* _Exercise prompt_
All lines in the data bearing the string "this" should be identified and copied.
**** Exercise materials
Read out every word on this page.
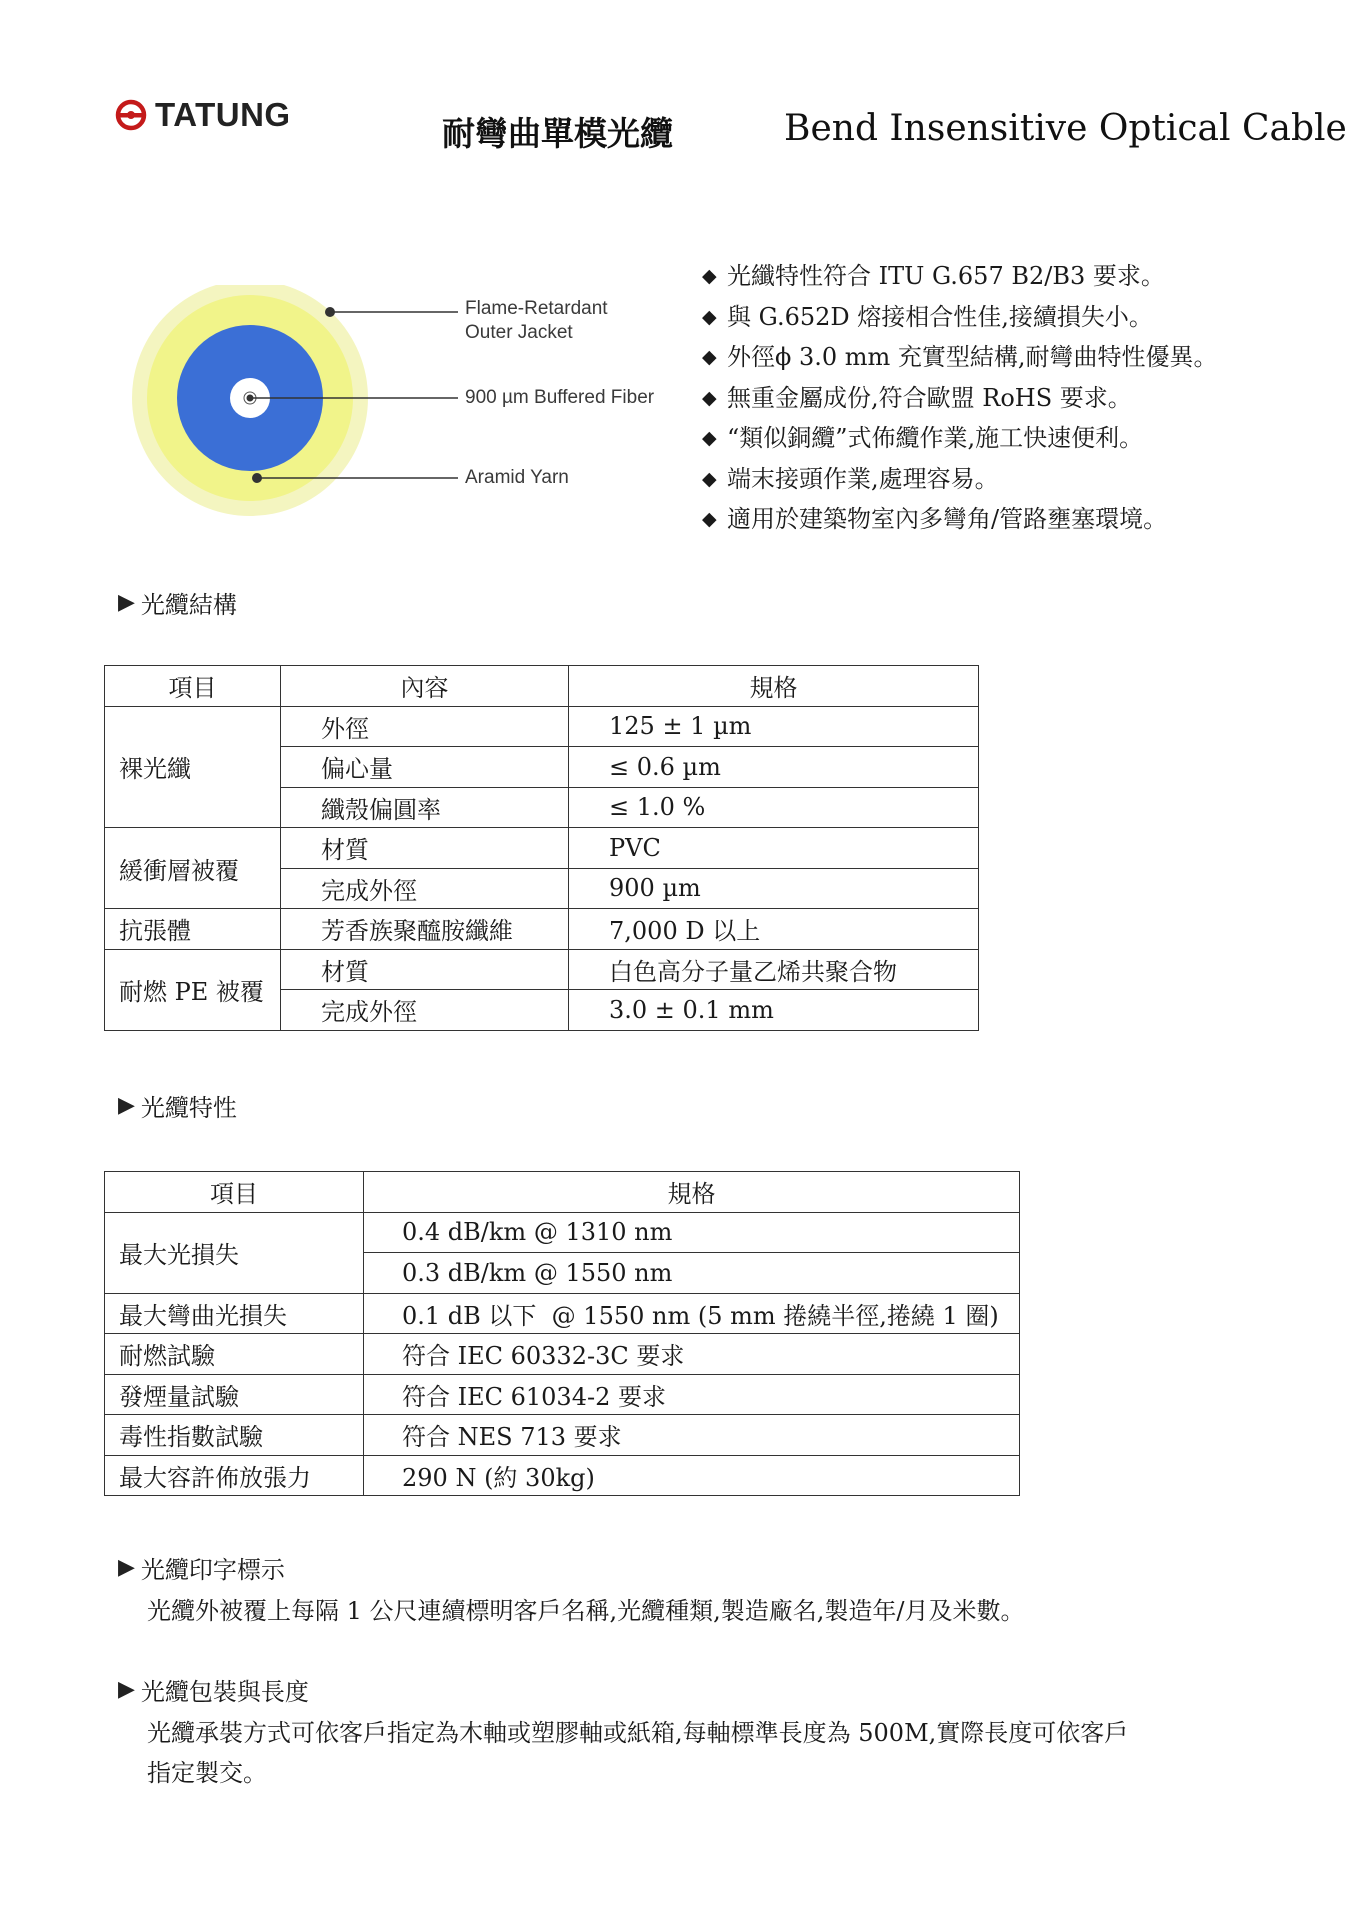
TATUNG	耐彎曲單模光纜	Bend Insensitive Optical Cable
Flame-Retardant
Outer Jacket
900 µm Buffered Fiber
Aramid Yarn
◆ 光纖特性符合 ITU G.657 B2/B3 要求。
◆ 與 G.652D 熔接相合性佳,接續損失小。
◆ 外徑ϕ 3.0 mm 充實型結構,耐彎曲特性優異。
◆ 無重金屬成份,符合歐盟 RoHS 要求。
◆ “類似銅纜”式佈纜作業,施工快速便利。
◆ 端末接頭作業,處理容易。
◆ 適用於建築物室內多彎角/管路壅塞環境。
▶ 光纜結構
項目	內容	規格
裸光纖	外徑	125 ± 1 µm
	偏心量	≤ 0.6 µm
	纖殼偏圓率	≤ 1.0 %
緩衝層被覆	材質	PVC
	完成外徑	900 µm
抗張體	芳香族聚醯胺纖維	7,000 D 以上
耐燃 PE 被覆	材質	白色高分子量乙烯共聚合物
	完成外徑	3.0 ± 0.1 mm
▶ 光纜特性
項目	規格
最大光損失	0.4 dB/km @ 1310 nm
	0.3 dB/km @ 1550 nm
最大彎曲光損失	0.1 dB 以下  @ 1550 nm (5 mm 捲繞半徑,捲繞 1 圈)
耐燃試驗	符合 IEC 60332-3C 要求
發煙量試驗	符合 IEC 61034-2 要求
毒性指數試驗	符合 NES 713 要求
最大容許佈放張力	290 N (約 30kg)
▶ 光纜印字標示
光纜外被覆上每隔 1 公尺連續標明客戶名稱,光纜種類,製造廠名,製造年/月及米數。
▶ 光纜包裝與長度
光纜承裝方式可依客戶指定為木軸或塑膠軸或紙箱,每軸標準長度為 500M,實際長度可依客戶
指定製交。
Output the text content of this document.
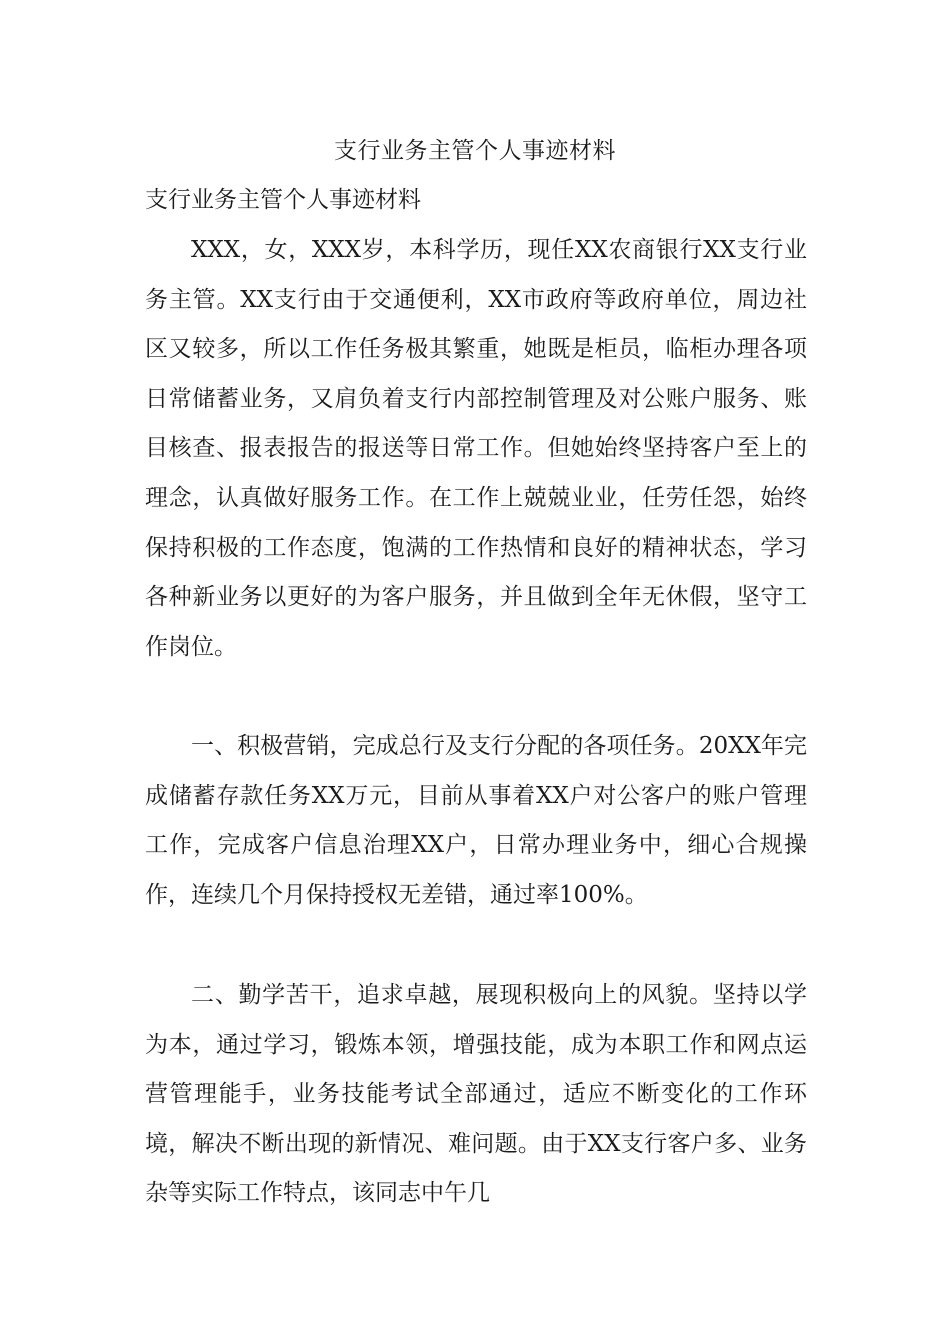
支行业务主管个人事迹材料

支行业务主管个人事迹材料

XXX，女，XXX岁，本科学历，现任XX农商银行XX支行业务主管。XX支行由于交通便利，XX市政府等政府单位，周边社区又较多，所以工作任务极其繁重，她既是柜员，临柜办理各项日常储蓄业务，又肩负着支行内部控制管理及对公账户服务、账目核查、报表报告的报送等日常工作。但她始终坚持客户至上的理念，认真做好服务工作。在工作上兢兢业业，任劳任怨，始终保持积极的工作态度，饱满的工作热情和良好的精神状态，学习各种新业务以更好的为客户服务，并且做到全年无休假，坚守工作岗位。

一、积极营销，完成总行及支行分配的各项任务。20XX年完成储蓄存款任务XX万元，目前从事着XX户对公客户的账户管理工作，完成客户信息治理XX户，日常办理业务中，细心合规操作，连续几个月保持授权无差错，通过率100%。

二、勤学苦干，追求卓越，展现积极向上的风貌。坚持以学为本，通过学习，锻炼本领，增强技能，成为本职工作和网点运营管理能手，业务技能考试全部通过，适应不断变化的工作环境，解决不断出现的新情况、难问题。由于XX支行客户多、业务杂等实际工作特点，该同志中午几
********
* _The reply_
Read out every word on this page.
Output the text content of this document.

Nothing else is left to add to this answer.